Objective: Provide nothing beyond the count of lines that include the string "przyrosty".

Stored data:

===

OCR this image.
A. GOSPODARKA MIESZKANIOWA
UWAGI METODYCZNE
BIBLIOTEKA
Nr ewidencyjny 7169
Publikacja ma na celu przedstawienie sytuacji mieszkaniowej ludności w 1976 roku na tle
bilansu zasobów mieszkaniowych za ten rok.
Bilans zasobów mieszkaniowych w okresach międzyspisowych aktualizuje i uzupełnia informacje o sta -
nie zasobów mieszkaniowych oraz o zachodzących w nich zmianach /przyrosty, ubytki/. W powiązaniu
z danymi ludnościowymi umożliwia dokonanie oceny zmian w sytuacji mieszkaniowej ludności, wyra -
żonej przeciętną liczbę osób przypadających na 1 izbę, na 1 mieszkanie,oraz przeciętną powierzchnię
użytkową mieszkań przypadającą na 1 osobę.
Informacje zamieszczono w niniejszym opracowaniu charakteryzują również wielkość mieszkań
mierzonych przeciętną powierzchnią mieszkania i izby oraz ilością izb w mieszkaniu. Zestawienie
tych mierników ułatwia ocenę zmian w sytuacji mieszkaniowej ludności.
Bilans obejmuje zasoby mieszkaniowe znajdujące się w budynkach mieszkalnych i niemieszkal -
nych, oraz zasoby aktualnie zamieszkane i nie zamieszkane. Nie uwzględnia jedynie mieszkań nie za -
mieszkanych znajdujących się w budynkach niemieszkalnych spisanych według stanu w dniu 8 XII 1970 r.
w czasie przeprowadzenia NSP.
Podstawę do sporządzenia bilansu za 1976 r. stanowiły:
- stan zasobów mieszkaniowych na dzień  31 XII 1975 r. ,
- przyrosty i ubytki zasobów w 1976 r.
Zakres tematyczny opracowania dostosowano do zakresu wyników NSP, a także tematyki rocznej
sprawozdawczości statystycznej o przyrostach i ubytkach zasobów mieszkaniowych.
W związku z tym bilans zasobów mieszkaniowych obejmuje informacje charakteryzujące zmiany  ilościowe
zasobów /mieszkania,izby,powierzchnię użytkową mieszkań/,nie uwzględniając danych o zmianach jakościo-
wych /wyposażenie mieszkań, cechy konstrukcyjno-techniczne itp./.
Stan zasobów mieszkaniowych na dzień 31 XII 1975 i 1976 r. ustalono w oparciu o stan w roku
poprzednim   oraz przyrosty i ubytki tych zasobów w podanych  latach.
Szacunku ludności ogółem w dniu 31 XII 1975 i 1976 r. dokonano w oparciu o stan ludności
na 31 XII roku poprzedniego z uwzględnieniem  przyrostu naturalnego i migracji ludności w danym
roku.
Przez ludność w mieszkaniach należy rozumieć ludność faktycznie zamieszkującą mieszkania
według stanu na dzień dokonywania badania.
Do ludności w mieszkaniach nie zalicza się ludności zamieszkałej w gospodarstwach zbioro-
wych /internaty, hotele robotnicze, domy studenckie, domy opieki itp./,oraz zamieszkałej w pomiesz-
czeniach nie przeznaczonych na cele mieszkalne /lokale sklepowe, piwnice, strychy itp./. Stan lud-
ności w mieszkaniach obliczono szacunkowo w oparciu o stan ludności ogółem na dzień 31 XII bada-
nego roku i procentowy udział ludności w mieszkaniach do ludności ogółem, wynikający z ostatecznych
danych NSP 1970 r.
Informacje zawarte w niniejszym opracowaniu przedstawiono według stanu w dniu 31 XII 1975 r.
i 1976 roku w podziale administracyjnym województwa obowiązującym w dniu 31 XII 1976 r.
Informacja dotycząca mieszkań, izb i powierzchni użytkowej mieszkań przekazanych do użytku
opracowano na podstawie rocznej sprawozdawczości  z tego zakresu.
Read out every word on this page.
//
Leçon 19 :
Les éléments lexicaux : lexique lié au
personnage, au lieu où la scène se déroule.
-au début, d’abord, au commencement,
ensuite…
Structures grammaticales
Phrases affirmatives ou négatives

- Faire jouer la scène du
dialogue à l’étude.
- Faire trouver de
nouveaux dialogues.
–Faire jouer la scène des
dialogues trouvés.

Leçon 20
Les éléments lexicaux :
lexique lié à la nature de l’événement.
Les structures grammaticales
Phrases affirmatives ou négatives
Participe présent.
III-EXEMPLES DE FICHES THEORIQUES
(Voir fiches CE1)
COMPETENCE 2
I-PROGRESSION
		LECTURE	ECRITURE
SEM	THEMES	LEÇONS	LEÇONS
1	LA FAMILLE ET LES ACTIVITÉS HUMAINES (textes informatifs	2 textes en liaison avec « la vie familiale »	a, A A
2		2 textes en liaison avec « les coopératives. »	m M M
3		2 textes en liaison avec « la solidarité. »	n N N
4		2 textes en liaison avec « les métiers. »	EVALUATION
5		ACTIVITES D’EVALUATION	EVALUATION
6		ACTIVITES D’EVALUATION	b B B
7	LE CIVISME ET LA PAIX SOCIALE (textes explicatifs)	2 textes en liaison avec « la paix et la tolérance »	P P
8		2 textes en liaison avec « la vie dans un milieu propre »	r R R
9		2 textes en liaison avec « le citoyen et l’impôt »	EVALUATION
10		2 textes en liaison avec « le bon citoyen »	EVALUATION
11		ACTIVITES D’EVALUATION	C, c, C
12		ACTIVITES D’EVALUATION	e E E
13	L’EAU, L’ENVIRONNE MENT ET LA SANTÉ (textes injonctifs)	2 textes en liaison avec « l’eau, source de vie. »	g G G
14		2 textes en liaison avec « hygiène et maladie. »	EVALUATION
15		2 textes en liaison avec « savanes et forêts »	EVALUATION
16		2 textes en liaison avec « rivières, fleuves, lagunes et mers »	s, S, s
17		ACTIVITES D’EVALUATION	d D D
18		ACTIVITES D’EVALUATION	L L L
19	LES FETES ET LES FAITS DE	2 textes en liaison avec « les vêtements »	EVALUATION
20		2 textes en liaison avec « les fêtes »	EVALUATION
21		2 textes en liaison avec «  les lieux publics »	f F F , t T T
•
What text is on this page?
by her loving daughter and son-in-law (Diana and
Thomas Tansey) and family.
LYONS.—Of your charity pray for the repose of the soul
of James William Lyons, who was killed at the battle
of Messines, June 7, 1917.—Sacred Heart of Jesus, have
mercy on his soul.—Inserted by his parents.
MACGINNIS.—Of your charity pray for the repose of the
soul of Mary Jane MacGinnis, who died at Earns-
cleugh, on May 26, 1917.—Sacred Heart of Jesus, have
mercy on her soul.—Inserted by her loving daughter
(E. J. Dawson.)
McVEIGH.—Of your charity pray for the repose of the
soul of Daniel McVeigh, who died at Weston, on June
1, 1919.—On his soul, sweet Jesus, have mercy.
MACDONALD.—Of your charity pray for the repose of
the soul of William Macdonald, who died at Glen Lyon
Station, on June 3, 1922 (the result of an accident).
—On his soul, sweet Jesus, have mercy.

===

Expected output: 3